Task goal — Please rewrite the lines starting at the one that contains "decoded-bits: 01110100 — [788, 74, 870, 94]" and ending at the one that contains "decoded-char: 7 — [356, 18, 384, 69]" as a JSON list of strings, one string per line, with blank lines left out.

Input for this task —
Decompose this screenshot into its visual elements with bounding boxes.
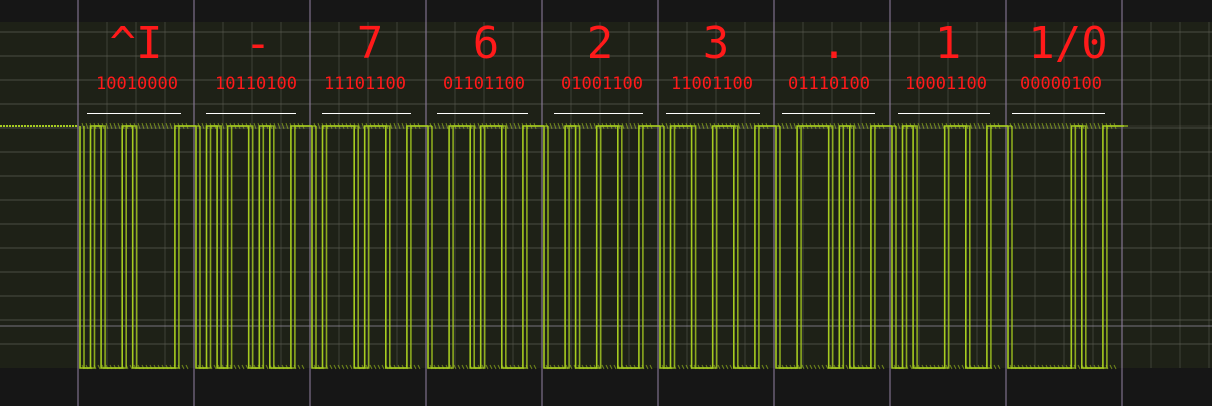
decoded-bits: 01110100 — [788, 74, 870, 94]
byte-underline — [554, 113, 643, 114]
decoded-bits: 01101100 — [443, 74, 525, 94]
decoded-bits: 01001100 — [561, 74, 643, 94]
decoded-bits: 10110100 — [215, 74, 297, 94]
byte-underline — [1012, 113, 1105, 114]
decoded-char: 1/0 — [1028, 18, 1108, 69]
decoded-bits: 10010000 — [96, 74, 178, 94]
decoded-bits: 11101100 — [324, 74, 406, 94]
byte-underline — [437, 113, 528, 114]
decoded-char: 3 — [702, 18, 730, 69]
decoded-char: 2 — [586, 18, 614, 69]
byte-underline — [87, 113, 181, 114]
decoded-char: 7 — [356, 18, 384, 69]
byte-underline — [206, 113, 296, 114]
decoded-char: 6 — [472, 18, 500, 69]
bottom-band — [0, 368, 1212, 406]
decoded-char: 1 — [934, 18, 962, 69]
decoded-bits: 00000100 — [1020, 74, 1102, 94]
decoded-char: ^I — [109, 18, 163, 69]
byte-underline — [782, 113, 875, 114]
decoded-bits: 11001100 — [671, 74, 753, 94]
decoded-char: - — [244, 18, 272, 69]
byte-underline — [322, 113, 411, 114]
byte-underline — [666, 113, 760, 114]
decoded-char: . — [820, 18, 848, 69]
byte-underline — [898, 113, 990, 114]
decoded-bits: 10001100 — [905, 74, 987, 94]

The solution —
[
  "decoded-bits: 01110100 — [788, 74, 870, 94]",
  "byte-underline — [554, 113, 643, 114]",
  "decoded-bits: 01101100 — [443, 74, 525, 94]",
  "decoded-bits: 01001100 — [561, 74, 643, 94]",
  "decoded-bits: 10110100 — [215, 74, 297, 94]",
  "byte-underline — [1012, 113, 1105, 114]",
  "decoded-char: 1/0 — [1028, 18, 1108, 69]",
  "decoded-bits: 10010000 — [96, 74, 178, 94]",
  "decoded-bits: 11101100 — [324, 74, 406, 94]",
  "byte-underline — [437, 113, 528, 114]",
  "decoded-char: 3 — [702, 18, 730, 69]",
  "decoded-char: 2 — [586, 18, 614, 69]",
  "byte-underline — [87, 113, 181, 114]",
  "decoded-char: 7 — [356, 18, 384, 69]"
]